* [AIM] Reproduce this listing in full.

* [MATERIAL FOR THIS EXERCISE]
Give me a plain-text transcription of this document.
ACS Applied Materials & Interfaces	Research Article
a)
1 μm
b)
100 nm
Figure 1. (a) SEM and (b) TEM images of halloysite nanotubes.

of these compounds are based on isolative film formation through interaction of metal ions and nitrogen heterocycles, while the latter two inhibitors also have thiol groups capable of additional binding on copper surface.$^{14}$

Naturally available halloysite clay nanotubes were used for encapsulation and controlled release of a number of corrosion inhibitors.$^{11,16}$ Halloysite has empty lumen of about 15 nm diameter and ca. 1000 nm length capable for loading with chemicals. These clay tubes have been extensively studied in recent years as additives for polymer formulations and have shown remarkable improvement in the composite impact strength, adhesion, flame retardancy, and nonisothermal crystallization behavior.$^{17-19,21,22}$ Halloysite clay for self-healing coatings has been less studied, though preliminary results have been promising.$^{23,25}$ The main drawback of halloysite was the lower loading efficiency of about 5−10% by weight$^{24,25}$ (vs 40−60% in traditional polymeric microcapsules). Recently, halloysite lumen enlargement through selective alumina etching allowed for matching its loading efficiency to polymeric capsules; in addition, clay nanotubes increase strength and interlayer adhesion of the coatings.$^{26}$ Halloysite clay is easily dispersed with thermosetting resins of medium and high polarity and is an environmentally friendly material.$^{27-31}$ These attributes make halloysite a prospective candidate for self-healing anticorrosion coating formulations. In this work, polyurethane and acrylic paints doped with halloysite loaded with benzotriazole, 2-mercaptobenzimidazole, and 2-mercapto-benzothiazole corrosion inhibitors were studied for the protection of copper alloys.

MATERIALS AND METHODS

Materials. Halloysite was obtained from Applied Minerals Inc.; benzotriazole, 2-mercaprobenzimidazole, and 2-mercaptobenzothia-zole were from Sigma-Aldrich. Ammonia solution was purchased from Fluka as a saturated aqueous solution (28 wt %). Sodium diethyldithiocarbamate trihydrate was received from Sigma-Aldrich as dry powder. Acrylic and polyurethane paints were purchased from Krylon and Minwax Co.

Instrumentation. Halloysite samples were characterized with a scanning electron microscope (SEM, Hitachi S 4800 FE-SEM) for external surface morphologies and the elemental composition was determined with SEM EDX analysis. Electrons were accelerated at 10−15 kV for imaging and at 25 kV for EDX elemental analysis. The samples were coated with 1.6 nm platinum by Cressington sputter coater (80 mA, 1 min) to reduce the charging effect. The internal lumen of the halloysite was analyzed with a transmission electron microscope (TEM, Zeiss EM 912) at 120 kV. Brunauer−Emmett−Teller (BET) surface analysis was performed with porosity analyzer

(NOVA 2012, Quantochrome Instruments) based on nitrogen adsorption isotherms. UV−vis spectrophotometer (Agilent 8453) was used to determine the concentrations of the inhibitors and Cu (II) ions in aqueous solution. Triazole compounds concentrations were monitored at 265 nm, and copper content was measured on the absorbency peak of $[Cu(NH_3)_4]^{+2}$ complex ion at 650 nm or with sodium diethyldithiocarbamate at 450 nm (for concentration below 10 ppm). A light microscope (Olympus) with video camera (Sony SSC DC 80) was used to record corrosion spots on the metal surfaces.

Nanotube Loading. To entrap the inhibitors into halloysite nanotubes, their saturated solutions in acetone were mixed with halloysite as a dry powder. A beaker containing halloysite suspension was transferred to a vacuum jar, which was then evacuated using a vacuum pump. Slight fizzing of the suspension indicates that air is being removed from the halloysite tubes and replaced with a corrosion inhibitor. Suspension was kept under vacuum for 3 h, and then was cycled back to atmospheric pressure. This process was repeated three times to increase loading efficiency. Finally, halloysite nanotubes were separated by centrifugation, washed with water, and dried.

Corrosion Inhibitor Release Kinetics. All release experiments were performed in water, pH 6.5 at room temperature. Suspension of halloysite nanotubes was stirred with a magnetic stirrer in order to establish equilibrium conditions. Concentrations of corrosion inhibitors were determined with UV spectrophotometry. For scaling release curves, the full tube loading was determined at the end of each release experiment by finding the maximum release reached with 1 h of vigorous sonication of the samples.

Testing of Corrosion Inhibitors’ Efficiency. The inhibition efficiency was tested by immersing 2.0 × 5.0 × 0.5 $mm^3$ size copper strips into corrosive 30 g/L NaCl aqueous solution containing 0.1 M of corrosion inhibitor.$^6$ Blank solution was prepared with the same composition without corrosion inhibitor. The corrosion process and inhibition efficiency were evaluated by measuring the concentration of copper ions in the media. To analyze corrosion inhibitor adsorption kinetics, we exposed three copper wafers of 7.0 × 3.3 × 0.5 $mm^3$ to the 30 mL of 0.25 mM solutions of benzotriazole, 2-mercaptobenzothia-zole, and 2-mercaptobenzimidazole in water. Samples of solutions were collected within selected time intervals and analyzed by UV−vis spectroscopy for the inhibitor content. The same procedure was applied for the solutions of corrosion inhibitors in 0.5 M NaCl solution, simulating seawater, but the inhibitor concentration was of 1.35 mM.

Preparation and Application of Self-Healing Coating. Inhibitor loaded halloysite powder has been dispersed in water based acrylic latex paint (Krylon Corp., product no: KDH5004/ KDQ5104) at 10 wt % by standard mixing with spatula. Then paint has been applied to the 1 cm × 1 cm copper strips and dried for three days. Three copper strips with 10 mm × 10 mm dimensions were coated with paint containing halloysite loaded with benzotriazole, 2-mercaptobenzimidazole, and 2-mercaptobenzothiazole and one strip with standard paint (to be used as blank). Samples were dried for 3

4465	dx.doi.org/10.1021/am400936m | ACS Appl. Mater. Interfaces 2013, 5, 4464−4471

* [RESPONSE BELOW]
Give me a plain-text transcription of this document.
ACS Applied Materials & Interfaces	Research Article
a)
1 μm
b)
100 nm
Figure 1. (a) SEM and (b) TEM images of halloysite nanotubes.

of these compounds are based on isolative film formation through interaction of metal ions and nitrogen heterocycles, while the latter two inhibitors also have thiol groups capable of additional binding on copper surface.$^{14}$

Naturally available halloysite clay nanotubes were used for encapsulation and controlled release of a number of corrosion inhibitors.$^{11,16}$ Halloysite has empty lumen of about 15 nm diameter and ca. 1000 nm length capable for loading with chemicals. These clay tubes have been extensively studied in recent years as additives for polymer formulations and have shown remarkable improvement in the composite impact strength, adhesion, flame retardancy, and nonisothermal crystallization behavior.$^{17-19,21,22}$ Halloysite clay for self-healing coatings has been less studied, though preliminary results have been promising.$^{23,25}$ The main drawback of halloysite was the lower loading efficiency of about 5−10% by weight$^{24,25}$ (vs 40−60% in traditional polymeric microcapsules). Recently, halloysite lumen enlargement through selective alumina etching allowed for matching its loading efficiency to polymeric capsules; in addition, clay nanotubes increase strength and interlayer adhesion of the coatings.$^{26}$ Halloysite clay is easily dispersed with thermosetting resins of medium and high polarity and is an environmentally friendly material.$^{27-31}$ These attributes make halloysite a prospective candidate for self-healing anticorrosion coating formulations. In this work, polyurethane and acrylic paints doped with halloysite loaded with benzotriazole, 2-mercaptobenzimidazole, and 2-mercapto-benzothiazole corrosion inhibitors were studied for the protection of copper alloys.

MATERIALS AND METHODS

Materials. Halloysite was obtained from Applied Minerals Inc.; benzotriazole, 2-mercaprobenzimidazole, and 2-mercaptobenzothia-zole were from Sigma-Aldrich. Ammonia solution was purchased from Fluka as a saturated aqueous solution (28 wt %). Sodium diethyldithiocarbamate trihydrate was received from Sigma-Aldrich as dry powder. Acrylic and polyurethane paints were purchased from Krylon and Minwax Co.

Instrumentation. Halloysite samples were characterized with a scanning electron microscope (SEM, Hitachi S 4800 FE-SEM) for external surface morphologies and the elemental composition was determined with SEM EDX analysis. Electrons were accelerated at 10−15 kV for imaging and at 25 kV for EDX elemental analysis. The samples were coated with 1.6 nm platinum by Cressington sputter coater (80 mA, 1 min) to reduce the charging effect. The internal lumen of the halloysite was analyzed with a transmission electron microscope (TEM, Zeiss EM 912) at 120 kV. Brunauer−Emmett−Teller (BET) surface analysis was performed with porosity analyzer

(NOVA 2012, Quantochrome Instruments) based on nitrogen adsorption isotherms. UV−vis spectrophotometer (Agilent 8453) was used to determine the concentrations of the inhibitors and Cu (II) ions in aqueous solution. Triazole compounds concentrations were monitored at 265 nm, and copper content was measured on the absorbency peak of $[Cu(NH_3)_4]^{+2}$ complex ion at 650 nm or with sodium diethyldithiocarbamate at 450 nm (for concentration below 10 ppm). A light microscope (Olympus) with video camera (Sony SSC DC 80) was used to record corrosion spots on the metal surfaces.

Nanotube Loading. To entrap the inhibitors into halloysite nanotubes, their saturated solutions in acetone were mixed with halloysite as a dry powder. A beaker containing halloysite suspension was transferred to a vacuum jar, which was then evacuated using a vacuum pump. Slight fizzing of the suspension indicates that air is being removed from the halloysite tubes and replaced with a corrosion inhibitor. Suspension was kept under vacuum for 3 h, and then was cycled back to atmospheric pressure. This process was repeated three times to increase loading efficiency. Finally, halloysite nanotubes were separated by centrifugation, washed with water, and dried.

Corrosion Inhibitor Release Kinetics. All release experiments were performed in water, pH 6.5 at room temperature. Suspension of halloysite nanotubes was stirred with a magnetic stirrer in order to establish equilibrium conditions. Concentrations of corrosion inhibitors were determined with UV spectrophotometry. For scaling release curves, the full tube loading was determined at the end of each release experiment by finding the maximum release reached with 1 h of vigorous sonication of the samples.

Testing of Corrosion Inhibitors’ Efficiency. The inhibition efficiency was tested by immersing 2.0 × 5.0 × 0.5 $mm^3$ size copper strips into corrosive 30 g/L NaCl aqueous solution containing 0.1 M of corrosion inhibitor.$^6$ Blank solution was prepared with the same composition without corrosion inhibitor. The corrosion process and inhibition efficiency were evaluated by measuring the concentration of copper ions in the media. To analyze corrosion inhibitor adsorption kinetics, we exposed three copper wafers of 7.0 × 3.3 × 0.5 $mm^3$ to the 30 mL of 0.25 mM solutions of benzotriazole, 2-mercaptobenzothia-zole, and 2-mercaptobenzimidazole in water. Samples of solutions were collected within selected time intervals and analyzed by UV−vis spectroscopy for the inhibitor content. The same procedure was applied for the solutions of corrosion inhibitors in 0.5 M NaCl solution, simulating seawater, but the inhibitor concentration was of 1.35 mM.

Preparation and Application of Self-Healing Coating. Inhibitor loaded halloysite powder has been dispersed in water based acrylic latex paint (Krylon Corp., product no: KDH5004/ KDQ5104) at 10 wt % by standard mixing with spatula. Then paint has been applied to the 1 cm × 1 cm copper strips and dried for three days. Three copper strips with 10 mm × 10 mm dimensions were coated with paint containing halloysite loaded with benzotriazole, 2-mercaptobenzimidazole, and 2-mercaptobenzothiazole and one strip with standard paint (to be used as blank). Samples were dried for 3

4465	dx.doi.org/10.1021/am400936m | ACS Appl. Mater. Interfaces 2013, 5, 4464−4471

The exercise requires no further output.